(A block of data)
---*---
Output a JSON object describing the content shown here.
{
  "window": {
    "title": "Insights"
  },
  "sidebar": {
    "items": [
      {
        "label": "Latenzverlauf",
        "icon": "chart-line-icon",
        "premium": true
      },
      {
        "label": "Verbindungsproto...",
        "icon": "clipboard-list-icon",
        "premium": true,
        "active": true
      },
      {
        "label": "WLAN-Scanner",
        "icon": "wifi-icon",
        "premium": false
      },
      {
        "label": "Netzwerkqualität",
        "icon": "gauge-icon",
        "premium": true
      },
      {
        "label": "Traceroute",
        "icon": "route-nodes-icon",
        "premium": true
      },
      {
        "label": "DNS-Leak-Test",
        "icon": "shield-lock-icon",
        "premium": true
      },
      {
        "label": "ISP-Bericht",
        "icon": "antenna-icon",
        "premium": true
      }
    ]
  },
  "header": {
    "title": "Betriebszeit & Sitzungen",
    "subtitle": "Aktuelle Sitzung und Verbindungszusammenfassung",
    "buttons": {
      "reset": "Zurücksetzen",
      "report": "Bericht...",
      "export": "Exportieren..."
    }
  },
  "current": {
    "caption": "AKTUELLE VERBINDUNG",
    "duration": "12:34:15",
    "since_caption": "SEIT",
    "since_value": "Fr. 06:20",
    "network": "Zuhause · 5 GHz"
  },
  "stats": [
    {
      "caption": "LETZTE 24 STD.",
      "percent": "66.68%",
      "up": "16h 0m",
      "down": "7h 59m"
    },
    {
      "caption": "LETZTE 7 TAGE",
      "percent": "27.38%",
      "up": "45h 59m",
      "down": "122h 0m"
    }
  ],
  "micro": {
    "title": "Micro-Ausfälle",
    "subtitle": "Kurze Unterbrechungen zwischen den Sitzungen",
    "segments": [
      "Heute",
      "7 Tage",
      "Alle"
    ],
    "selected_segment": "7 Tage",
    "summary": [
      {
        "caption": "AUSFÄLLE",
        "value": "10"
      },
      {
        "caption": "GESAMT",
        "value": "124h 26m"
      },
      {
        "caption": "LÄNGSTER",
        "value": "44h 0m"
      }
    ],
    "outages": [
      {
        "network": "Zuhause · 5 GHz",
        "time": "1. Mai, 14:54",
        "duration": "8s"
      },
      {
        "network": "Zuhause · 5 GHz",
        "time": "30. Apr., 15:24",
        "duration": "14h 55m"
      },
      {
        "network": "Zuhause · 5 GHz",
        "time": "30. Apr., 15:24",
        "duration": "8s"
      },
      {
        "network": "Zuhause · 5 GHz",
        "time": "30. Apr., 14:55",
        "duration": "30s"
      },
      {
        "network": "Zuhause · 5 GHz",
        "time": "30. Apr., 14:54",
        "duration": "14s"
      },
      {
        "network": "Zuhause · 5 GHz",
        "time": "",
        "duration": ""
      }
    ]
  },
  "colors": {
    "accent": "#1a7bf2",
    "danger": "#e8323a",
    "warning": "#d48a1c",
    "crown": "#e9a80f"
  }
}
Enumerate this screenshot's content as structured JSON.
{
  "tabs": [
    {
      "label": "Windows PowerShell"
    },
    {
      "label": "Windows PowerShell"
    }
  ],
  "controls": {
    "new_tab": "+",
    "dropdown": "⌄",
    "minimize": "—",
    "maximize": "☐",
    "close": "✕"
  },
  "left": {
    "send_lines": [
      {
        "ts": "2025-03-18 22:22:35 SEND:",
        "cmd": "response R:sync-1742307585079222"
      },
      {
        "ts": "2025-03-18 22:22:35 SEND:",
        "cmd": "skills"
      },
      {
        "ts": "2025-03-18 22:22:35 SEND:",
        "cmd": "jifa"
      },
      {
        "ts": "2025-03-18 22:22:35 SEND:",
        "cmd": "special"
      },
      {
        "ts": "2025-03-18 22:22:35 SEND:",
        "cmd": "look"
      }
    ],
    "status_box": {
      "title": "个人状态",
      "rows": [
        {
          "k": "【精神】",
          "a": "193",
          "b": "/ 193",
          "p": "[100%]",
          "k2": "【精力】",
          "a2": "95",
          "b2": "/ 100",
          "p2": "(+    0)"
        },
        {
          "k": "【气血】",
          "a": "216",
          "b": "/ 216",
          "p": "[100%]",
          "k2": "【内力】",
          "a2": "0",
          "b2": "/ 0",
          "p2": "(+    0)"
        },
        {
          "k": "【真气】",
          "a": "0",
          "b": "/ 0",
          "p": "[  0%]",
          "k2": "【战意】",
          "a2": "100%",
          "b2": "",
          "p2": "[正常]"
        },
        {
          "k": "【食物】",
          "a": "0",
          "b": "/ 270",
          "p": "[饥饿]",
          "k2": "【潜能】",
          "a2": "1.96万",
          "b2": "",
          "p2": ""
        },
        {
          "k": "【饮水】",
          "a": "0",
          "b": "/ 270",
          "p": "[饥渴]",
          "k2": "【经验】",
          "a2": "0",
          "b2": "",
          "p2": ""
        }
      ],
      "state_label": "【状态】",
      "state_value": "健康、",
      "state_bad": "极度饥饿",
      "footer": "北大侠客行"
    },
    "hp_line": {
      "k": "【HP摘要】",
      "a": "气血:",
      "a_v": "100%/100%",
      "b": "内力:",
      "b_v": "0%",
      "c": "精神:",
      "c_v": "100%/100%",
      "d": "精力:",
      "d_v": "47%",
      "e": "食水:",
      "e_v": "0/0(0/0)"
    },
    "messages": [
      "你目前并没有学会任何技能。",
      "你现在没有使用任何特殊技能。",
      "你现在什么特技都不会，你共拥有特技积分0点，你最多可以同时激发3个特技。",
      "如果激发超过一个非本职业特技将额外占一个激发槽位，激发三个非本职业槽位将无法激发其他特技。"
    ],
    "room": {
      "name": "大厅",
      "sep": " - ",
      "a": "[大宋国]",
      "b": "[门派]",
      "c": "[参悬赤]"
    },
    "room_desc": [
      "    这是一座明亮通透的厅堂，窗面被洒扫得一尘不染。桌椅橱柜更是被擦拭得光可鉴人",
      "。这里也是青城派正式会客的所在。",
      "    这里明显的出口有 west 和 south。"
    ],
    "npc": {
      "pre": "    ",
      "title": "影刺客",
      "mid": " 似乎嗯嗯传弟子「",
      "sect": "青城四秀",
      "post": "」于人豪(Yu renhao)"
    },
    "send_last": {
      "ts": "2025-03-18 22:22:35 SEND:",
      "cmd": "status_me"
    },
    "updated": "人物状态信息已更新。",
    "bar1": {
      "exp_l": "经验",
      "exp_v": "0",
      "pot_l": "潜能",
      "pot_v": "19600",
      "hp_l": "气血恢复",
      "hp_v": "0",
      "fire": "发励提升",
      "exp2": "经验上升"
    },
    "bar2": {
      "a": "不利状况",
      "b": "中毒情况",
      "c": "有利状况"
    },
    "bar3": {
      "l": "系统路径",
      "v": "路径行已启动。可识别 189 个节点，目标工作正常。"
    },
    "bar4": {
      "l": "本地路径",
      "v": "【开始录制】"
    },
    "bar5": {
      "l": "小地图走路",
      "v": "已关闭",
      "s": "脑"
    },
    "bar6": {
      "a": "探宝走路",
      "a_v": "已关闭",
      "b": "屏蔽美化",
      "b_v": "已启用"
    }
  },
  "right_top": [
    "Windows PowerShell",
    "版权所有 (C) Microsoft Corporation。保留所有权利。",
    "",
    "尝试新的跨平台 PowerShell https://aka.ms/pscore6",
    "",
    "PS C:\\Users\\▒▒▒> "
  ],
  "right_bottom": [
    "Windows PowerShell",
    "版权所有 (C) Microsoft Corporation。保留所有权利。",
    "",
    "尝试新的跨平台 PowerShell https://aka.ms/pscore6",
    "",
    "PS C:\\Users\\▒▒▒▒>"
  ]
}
---*---
- _DO THIS_
Within the data above, count the lines that contain the string "duration"; the reply is the number alone.

- _IN RESPONSE_
7